> **TASK A**:
Answer these questions about the wedding passage:
(i) Since when has Brittany been dating the groom?
(ii) What was the only long-term goal Chad had ever stated?
(iii) How many bridesmaids are there?

He has been dating the bride-to-be, “Brittany”, since high school. Laurie reports she is a sweet girl if you like talking about Taylor Lautner. The family owns restaurants. Brittany works up to eleven hours a week at one restaurant or another, usually until she breaks something. She also lives at home. Her purses and shoes are adorable. A year ago, the bride’s older sister got married with much spectacle and many parties. Within a month, Brittany was agitating Chad to make it official. No one expected anything to come of this, because the only long-term goal Chad had ever stated was moving to Amsterdam and becoming a pot reviewer, but for Brittany’s birthday, Chad got down on one knee and proposed, using a ring Brittany had bought for him. There are nine bridesmaids, eight groomsmen (two of whom work at Chad’s favorite pot dispensary) a meal of either salmon or steak and a long registry of things which are either espresso makers or trash cans. Chad’s mother estimates the wedding is costing Brittany’s parents somewhere in the neighborhood of thirty thousand dollars, even with restaurants at their disposal. Neither bride nor groom has five hundred dollars to their name.

[Bounding box entries]

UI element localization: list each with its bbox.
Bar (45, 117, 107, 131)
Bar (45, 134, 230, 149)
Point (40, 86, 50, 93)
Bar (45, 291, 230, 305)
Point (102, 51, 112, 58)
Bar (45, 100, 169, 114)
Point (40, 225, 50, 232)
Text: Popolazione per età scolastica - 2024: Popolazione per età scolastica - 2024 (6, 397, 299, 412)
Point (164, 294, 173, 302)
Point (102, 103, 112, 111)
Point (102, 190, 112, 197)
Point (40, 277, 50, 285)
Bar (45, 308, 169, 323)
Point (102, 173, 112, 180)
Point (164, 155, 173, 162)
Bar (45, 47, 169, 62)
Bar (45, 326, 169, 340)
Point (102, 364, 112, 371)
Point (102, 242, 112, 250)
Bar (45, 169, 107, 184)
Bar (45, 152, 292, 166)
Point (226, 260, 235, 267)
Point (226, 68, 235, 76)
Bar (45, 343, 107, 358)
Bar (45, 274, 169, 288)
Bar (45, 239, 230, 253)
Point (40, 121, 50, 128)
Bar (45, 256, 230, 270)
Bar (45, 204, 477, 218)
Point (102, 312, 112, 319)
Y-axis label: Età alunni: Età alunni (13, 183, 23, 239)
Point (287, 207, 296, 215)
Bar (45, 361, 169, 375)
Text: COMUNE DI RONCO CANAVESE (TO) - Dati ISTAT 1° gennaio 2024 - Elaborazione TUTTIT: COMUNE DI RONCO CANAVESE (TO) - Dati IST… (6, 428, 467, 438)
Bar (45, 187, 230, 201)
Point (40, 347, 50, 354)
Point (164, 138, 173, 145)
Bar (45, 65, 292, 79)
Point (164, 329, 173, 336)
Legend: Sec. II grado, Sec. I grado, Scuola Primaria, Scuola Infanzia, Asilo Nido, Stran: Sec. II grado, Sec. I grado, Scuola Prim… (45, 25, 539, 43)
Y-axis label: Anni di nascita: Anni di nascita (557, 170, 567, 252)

> **TASK B**:
Return the bounding box entry rows exactly, from the first row through the line holding "Point (40, 347, 50, 354)", with both ends included.

> **REPLY A**:
(i) Since high school.
(ii) Moving to Amsterdam and becoming a pot reviewer.
(iii) Nine.

> **REPLY B**:
UI element localization: list each with its bbox.
Bar (45, 117, 107, 131)
Bar (45, 134, 230, 149)
Point (40, 86, 50, 93)
Bar (45, 291, 230, 305)
Point (102, 51, 112, 58)
Bar (45, 100, 169, 114)
Point (40, 225, 50, 232)
Text: Popolazione per età scolastica - 2024: Popolazione per età scolastica - 2024 (6, 397, 299, 412)
Point (164, 294, 173, 302)
Point (102, 103, 112, 111)
Point (102, 190, 112, 197)
Point (40, 277, 50, 285)
Bar (45, 308, 169, 323)
Point (102, 173, 112, 180)
Point (164, 155, 173, 162)
Bar (45, 47, 169, 62)
Bar (45, 326, 169, 340)
Point (102, 364, 112, 371)
Point (102, 242, 112, 250)
Bar (45, 169, 107, 184)
Bar (45, 152, 292, 166)
Point (226, 260, 235, 267)
Point (226, 68, 235, 76)
Bar (45, 343, 107, 358)
Bar (45, 274, 169, 288)
Bar (45, 239, 230, 253)
Point (40, 121, 50, 128)
Bar (45, 256, 230, 270)
Bar (45, 204, 477, 218)
Point (102, 312, 112, 319)
Y-axis label: Età alunni: Età alunni (13, 183, 23, 239)
Point (287, 207, 296, 215)
Bar (45, 361, 169, 375)
Text: COMUNE DI RONCO CANAVESE (TO) - Dati ISTAT 1° gennaio 2024 - Elaborazione TUTTIT: COMUNE DI RONCO CANAVESE (TO) - Dati IST… (6, 428, 467, 438)
Bar (45, 187, 230, 201)
Point (40, 347, 50, 354)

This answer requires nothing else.